• **Instructions to follow**:
Report how many lines of these entries hold the string "colors"; reply with the number alone.

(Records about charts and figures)
· · ·

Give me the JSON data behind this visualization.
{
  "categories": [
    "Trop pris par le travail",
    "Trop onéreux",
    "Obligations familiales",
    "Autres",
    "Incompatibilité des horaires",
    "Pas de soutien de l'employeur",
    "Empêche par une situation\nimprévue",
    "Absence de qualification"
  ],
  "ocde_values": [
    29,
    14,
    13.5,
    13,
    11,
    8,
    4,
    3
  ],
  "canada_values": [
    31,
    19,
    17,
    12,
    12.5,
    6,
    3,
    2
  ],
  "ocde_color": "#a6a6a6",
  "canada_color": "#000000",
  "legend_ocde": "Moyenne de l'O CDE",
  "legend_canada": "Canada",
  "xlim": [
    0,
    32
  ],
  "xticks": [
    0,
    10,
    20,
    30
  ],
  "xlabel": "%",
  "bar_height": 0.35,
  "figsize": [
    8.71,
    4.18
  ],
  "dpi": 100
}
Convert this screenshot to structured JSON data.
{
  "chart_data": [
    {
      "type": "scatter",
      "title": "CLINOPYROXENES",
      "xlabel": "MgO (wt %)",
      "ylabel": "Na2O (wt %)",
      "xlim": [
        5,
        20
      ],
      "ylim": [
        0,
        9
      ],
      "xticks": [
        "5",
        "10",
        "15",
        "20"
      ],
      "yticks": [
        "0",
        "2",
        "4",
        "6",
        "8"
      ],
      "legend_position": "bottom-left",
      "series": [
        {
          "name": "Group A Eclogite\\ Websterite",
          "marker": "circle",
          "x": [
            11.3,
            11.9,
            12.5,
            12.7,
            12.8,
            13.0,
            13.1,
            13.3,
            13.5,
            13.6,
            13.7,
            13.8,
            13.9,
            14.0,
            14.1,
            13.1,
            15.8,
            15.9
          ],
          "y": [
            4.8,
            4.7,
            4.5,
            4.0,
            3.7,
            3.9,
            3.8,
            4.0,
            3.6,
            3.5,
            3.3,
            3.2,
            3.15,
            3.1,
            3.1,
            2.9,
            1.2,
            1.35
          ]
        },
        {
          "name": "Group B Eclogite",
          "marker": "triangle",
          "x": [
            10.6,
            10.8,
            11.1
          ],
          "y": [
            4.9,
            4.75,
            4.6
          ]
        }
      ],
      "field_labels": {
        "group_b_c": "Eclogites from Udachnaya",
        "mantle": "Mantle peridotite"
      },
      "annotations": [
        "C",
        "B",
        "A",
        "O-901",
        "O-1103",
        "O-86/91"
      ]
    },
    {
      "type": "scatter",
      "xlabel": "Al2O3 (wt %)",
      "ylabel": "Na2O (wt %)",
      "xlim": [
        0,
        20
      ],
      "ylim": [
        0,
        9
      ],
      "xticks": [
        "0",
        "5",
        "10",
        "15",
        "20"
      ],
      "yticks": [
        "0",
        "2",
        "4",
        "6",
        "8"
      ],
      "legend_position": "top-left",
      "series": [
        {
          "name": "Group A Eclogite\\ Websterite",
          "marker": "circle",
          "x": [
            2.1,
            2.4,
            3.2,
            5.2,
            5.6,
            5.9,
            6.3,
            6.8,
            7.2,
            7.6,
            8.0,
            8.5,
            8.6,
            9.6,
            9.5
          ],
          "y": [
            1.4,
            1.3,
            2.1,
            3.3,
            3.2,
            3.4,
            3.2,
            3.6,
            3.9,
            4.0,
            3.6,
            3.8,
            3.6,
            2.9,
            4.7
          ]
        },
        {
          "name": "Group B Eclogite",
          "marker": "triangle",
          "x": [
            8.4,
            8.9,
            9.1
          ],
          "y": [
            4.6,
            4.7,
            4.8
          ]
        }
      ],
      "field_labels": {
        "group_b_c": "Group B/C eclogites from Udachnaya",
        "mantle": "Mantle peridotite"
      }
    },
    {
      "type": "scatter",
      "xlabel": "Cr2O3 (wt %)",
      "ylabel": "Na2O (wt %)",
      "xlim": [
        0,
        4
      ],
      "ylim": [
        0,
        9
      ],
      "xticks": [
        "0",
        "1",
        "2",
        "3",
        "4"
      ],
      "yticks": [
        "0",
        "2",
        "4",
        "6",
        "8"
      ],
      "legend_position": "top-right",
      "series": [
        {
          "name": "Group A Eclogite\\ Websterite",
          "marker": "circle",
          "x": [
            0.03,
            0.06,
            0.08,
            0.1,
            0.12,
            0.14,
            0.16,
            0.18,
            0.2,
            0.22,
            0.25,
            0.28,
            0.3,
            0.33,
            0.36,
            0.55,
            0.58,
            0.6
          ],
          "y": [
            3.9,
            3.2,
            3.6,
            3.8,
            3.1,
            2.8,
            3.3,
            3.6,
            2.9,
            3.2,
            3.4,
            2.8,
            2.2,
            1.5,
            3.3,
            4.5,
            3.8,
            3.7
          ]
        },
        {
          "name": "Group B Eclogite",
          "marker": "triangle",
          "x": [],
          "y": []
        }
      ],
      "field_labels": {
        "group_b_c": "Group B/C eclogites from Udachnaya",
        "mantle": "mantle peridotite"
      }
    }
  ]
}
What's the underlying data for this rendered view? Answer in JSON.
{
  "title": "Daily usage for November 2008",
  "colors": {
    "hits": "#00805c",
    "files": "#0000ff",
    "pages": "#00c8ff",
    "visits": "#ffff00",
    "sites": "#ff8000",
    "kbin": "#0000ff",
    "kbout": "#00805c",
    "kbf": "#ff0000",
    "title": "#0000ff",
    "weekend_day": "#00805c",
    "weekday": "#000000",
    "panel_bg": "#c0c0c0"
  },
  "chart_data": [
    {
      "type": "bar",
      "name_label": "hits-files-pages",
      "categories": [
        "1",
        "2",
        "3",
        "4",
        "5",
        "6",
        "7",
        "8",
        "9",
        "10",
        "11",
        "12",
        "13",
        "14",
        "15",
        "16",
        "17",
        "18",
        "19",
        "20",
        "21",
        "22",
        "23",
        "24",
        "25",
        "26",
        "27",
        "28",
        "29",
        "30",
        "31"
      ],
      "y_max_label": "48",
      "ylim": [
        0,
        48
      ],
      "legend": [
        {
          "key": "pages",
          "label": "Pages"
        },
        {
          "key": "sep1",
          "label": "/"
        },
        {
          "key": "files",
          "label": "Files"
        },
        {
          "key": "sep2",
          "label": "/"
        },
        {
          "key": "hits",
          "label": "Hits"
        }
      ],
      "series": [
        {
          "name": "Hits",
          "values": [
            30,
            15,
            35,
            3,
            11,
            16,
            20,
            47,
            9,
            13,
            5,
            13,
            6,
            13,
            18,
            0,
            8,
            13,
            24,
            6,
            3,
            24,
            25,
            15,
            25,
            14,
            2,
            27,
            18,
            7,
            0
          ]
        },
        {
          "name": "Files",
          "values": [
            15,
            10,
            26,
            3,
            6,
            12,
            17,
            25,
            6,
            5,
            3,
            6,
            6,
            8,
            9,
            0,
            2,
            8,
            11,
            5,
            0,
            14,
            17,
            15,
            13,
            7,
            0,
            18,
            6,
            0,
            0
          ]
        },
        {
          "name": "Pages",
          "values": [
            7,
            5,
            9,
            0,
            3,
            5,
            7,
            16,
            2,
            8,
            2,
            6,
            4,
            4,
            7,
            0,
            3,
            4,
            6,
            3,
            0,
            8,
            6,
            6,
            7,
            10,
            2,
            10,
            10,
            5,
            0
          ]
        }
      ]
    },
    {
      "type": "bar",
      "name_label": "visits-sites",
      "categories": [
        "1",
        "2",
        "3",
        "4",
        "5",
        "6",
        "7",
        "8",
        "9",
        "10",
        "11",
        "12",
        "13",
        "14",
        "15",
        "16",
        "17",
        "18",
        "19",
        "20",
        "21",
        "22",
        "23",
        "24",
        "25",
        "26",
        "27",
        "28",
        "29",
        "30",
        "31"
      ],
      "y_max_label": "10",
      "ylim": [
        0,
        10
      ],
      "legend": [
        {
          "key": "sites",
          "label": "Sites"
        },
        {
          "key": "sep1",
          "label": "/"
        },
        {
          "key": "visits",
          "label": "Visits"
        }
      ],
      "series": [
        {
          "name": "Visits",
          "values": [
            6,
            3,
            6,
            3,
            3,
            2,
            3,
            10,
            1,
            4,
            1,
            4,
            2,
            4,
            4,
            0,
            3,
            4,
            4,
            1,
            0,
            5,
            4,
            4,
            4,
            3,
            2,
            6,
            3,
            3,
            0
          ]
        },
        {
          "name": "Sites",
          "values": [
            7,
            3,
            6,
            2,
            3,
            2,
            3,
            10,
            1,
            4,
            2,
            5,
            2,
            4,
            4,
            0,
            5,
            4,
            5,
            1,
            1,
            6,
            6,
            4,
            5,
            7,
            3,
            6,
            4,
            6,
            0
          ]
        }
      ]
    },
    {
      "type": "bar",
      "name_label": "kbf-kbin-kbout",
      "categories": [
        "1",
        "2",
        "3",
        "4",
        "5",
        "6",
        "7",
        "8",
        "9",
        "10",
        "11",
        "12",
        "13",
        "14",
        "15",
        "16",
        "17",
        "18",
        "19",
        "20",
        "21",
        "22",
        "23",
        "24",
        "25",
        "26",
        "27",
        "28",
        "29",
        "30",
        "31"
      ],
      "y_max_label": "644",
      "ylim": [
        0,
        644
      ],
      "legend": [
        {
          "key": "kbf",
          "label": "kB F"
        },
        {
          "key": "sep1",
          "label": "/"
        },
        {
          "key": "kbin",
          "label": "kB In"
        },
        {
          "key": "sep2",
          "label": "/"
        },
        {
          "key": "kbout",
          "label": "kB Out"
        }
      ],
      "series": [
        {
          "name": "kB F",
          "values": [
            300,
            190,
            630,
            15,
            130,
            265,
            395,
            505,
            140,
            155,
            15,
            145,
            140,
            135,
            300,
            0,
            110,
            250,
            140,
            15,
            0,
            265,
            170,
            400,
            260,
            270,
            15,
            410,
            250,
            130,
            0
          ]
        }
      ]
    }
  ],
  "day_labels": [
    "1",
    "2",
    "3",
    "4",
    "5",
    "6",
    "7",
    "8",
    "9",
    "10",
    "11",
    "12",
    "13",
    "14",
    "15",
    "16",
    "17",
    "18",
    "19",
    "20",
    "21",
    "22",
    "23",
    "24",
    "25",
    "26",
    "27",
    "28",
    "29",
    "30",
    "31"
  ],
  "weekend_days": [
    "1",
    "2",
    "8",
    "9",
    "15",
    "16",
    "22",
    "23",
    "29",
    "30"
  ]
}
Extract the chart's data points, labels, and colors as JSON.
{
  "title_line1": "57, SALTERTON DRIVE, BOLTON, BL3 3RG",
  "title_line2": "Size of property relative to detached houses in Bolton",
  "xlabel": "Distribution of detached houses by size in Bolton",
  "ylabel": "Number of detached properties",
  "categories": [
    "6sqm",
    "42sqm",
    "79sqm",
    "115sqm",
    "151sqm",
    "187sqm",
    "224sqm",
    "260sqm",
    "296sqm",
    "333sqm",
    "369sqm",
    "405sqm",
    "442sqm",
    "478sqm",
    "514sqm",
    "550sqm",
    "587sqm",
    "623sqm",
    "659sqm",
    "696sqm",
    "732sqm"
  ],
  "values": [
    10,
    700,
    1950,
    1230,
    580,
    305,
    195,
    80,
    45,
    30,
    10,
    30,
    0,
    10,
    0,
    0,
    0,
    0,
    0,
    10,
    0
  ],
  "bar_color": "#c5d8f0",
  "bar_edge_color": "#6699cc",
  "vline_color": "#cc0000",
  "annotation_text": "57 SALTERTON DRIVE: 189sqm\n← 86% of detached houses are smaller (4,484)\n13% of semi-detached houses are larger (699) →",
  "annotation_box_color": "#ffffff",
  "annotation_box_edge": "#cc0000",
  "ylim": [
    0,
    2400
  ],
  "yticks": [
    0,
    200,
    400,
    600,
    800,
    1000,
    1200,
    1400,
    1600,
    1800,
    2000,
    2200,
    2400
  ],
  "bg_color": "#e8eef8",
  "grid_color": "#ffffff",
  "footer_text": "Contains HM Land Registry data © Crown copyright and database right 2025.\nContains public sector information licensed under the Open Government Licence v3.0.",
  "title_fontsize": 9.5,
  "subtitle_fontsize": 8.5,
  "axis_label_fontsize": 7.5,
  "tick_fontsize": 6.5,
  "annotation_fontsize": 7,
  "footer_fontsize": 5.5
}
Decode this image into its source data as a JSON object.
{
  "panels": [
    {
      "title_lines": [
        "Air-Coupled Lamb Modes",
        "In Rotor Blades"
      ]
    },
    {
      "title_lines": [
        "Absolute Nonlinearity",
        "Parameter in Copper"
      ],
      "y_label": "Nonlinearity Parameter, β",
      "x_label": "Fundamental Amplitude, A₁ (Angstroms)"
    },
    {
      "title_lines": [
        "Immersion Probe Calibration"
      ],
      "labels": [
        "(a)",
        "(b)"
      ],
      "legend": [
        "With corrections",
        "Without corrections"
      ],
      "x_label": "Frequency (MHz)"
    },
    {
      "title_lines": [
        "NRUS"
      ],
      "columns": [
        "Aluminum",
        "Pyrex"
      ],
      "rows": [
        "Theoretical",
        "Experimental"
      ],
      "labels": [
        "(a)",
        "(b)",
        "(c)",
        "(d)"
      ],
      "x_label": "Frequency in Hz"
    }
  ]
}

· · ·

• **Answer to this problem**:
2